═══ Data provided ═══

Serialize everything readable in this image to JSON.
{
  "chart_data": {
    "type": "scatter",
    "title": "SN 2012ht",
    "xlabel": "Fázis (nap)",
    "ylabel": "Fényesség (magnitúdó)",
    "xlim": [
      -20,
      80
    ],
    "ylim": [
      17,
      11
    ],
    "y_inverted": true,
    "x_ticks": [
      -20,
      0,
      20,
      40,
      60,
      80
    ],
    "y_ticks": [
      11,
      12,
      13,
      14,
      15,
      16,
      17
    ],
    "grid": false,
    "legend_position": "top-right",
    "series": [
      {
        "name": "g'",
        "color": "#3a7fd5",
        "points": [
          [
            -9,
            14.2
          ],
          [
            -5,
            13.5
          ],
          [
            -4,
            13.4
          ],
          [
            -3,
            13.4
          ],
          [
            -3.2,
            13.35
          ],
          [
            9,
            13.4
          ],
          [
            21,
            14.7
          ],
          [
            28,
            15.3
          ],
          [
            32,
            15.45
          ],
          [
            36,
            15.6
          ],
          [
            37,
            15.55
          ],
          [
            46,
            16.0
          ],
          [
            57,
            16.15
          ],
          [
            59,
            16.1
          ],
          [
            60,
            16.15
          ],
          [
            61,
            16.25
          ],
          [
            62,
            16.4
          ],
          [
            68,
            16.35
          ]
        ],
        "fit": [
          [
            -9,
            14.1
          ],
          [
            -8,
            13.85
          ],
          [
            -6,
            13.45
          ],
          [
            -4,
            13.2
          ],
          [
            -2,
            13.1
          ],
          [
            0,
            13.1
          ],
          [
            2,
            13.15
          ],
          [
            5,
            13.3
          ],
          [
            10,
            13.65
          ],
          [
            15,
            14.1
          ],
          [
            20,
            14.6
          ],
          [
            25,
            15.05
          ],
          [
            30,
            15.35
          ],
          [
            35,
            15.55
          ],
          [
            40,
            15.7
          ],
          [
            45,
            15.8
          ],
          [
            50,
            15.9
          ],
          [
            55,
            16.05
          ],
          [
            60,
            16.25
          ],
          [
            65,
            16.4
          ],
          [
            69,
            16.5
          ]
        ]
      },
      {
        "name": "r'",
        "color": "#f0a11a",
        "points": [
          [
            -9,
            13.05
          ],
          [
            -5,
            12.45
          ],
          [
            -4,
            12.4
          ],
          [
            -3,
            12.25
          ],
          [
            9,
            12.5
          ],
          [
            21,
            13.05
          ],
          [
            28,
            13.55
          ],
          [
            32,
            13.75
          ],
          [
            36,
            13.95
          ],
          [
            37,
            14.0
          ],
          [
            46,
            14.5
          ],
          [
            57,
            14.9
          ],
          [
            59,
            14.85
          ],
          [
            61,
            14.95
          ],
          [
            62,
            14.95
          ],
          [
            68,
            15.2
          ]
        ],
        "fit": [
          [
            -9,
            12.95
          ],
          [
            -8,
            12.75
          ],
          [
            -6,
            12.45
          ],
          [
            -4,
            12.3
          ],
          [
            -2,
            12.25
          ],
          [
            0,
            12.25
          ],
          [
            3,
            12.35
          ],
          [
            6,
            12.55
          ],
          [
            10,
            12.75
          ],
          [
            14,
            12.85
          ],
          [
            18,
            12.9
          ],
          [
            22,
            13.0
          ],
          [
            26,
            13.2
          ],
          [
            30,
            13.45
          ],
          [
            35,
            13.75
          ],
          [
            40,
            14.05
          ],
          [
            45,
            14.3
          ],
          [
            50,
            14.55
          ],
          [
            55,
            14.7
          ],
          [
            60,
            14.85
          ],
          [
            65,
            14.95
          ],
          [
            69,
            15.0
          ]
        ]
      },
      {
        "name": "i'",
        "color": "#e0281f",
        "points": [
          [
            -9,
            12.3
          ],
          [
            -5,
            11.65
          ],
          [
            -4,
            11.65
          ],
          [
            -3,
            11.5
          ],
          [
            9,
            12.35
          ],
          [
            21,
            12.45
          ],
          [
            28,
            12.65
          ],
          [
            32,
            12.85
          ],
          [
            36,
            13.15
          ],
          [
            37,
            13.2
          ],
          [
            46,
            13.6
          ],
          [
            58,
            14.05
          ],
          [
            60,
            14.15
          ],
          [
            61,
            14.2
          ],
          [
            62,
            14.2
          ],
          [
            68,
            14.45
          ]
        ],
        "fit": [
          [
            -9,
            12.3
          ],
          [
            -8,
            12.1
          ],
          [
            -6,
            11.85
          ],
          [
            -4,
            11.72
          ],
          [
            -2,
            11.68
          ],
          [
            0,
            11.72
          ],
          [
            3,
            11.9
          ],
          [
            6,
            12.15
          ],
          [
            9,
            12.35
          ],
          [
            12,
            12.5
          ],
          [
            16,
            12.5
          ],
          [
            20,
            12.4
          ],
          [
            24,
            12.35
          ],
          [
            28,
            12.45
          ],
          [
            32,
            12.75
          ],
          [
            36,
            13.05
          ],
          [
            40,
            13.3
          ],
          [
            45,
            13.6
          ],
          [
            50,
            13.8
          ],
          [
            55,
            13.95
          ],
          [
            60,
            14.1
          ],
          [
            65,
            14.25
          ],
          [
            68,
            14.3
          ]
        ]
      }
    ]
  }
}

═══

> Challenge
Using the material above, print every entry exactly as written.

> Answer below
Serialize everything readable in this image to JSON.
{
  "chart_data": {
    "type": "scatter",
    "title": "SN 2012ht",
    "xlabel": "Fázis (nap)",
    "ylabel": "Fényesség (magnitúdó)",
    "xlim": [
      -20,
      80
    ],
    "ylim": [
      17,
      11
    ],
    "y_inverted": true,
    "x_ticks": [
      -20,
      0,
      20,
      40,
      60,
      80
    ],
    "y_ticks": [
      11,
      12,
      13,
      14,
      15,
      16,
      17
    ],
    "grid": false,
    "legend_position": "top-right",
    "series": [
      {
        "name": "g'",
        "color": "#3a7fd5",
        "points": [
          [
            -9,
            14.2
          ],
          [
            -5,
            13.5
          ],
          [
            -4,
            13.4
          ],
          [
            -3,
            13.4
          ],
          [
            -3.2,
            13.35
          ],
          [
            9,
            13.4
          ],
          [
            21,
            14.7
          ],
          [
            28,
            15.3
          ],
          [
            32,
            15.45
          ],
          [
            36,
            15.6
          ],
          [
            37,
            15.55
          ],
          [
            46,
            16.0
          ],
          [
            57,
            16.15
          ],
          [
            59,
            16.1
          ],
          [
            60,
            16.15
          ],
          [
            61,
            16.25
          ],
          [
            62,
            16.4
          ],
          [
            68,
            16.35
          ]
        ],
        "fit": [
          [
            -9,
            14.1
          ],
          [
            -8,
            13.85
          ],
          [
            -6,
            13.45
          ],
          [
            -4,
            13.2
          ],
          [
            -2,
            13.1
          ],
          [
            0,
            13.1
          ],
          [
            2,
            13.15
          ],
          [
            5,
            13.3
          ],
          [
            10,
            13.65
          ],
          [
            15,
            14.1
          ],
          [
            20,
            14.6
          ],
          [
            25,
            15.05
          ],
          [
            30,
            15.35
          ],
          [
            35,
            15.55
          ],
          [
            40,
            15.7
          ],
          [
            45,
            15.8
          ],
          [
            50,
            15.9
          ],
          [
            55,
            16.05
          ],
          [
            60,
            16.25
          ],
          [
            65,
            16.4
          ],
          [
            69,
            16.5
          ]
        ]
      },
      {
        "name": "r'",
        "color": "#f0a11a",
        "points": [
          [
            -9,
            13.05
          ],
          [
            -5,
            12.45
          ],
          [
            -4,
            12.4
          ],
          [
            -3,
            12.25
          ],
          [
            9,
            12.5
          ],
          [
            21,
            13.05
          ],
          [
            28,
            13.55
          ],
          [
            32,
            13.75
          ],
          [
            36,
            13.95
          ],
          [
            37,
            14.0
          ],
          [
            46,
            14.5
          ],
          [
            57,
            14.9
          ],
          [
            59,
            14.85
          ],
          [
            61,
            14.95
          ],
          [
            62,
            14.95
          ],
          [
            68,
            15.2
          ]
        ],
        "fit": [
          [
            -9,
            12.95
          ],
          [
            -8,
            12.75
          ],
          [
            -6,
            12.45
          ],
          [
            -4,
            12.3
          ],
          [
            -2,
            12.25
          ],
          [
            0,
            12.25
          ],
          [
            3,
            12.35
          ],
          [
            6,
            12.55
          ],
          [
            10,
            12.75
          ],
          [
            14,
            12.85
          ],
          [
            18,
            12.9
          ],
          [
            22,
            13.0
          ],
          [
            26,
            13.2
          ],
          [
            30,
            13.45
          ],
          [
            35,
            13.75
          ],
          [
            40,
            14.05
          ],
          [
            45,
            14.3
          ],
          [
            50,
            14.55
          ],
          [
            55,
            14.7
          ],
          [
            60,
            14.85
          ],
          [
            65,
            14.95
          ],
          [
            69,
            15.0
          ]
        ]
      },
      {
        "name": "i'",
        "color": "#e0281f",
        "points": [
          [
            -9,
            12.3
          ],
          [
            -5,
            11.65
          ],
          [
            -4,
            11.65
          ],
          [
            -3,
            11.5
          ],
          [
            9,
            12.35
          ],
          [
            21,
            12.45
          ],
          [
            28,
            12.65
          ],
          [
            32,
            12.85
          ],
          [
            36,
            13.15
          ],
          [
            37,
            13.2
          ],
          [
            46,
            13.6
          ],
          [
            58,
            14.05
          ],
          [
            60,
            14.15
          ],
          [
            61,
            14.2
          ],
          [
            62,
            14.2
          ],
          [
            68,
            14.45
          ]
        ],
        "fit": [
          [
            -9,
            12.3
          ],
          [
            -8,
            12.1
          ],
          [
            -6,
            11.85
          ],
          [
            -4,
            11.72
          ],
          [
            -2,
            11.68
          ],
          [
            0,
            11.72
          ],
          [
            3,
            11.9
          ],
          [
            6,
            12.15
          ],
          [
            9,
            12.35
          ],
          [
            12,
            12.5
          ],
          [
            16,
            12.5
          ],
          [
            20,
            12.4
          ],
          [
            24,
            12.35
          ],
          [
            28,
            12.45
          ],
          [
            32,
            12.75
          ],
          [
            36,
            13.05
          ],
          [
            40,
            13.3
          ],
          [
            45,
            13.6
          ],
          [
            50,
            13.8
          ],
          [
            55,
            13.95
          ],
          [
            60,
            14.1
          ],
          [
            65,
            14.25
          ],
          [
            68,
            14.3
          ]
        ]
      }
    ]
  }
}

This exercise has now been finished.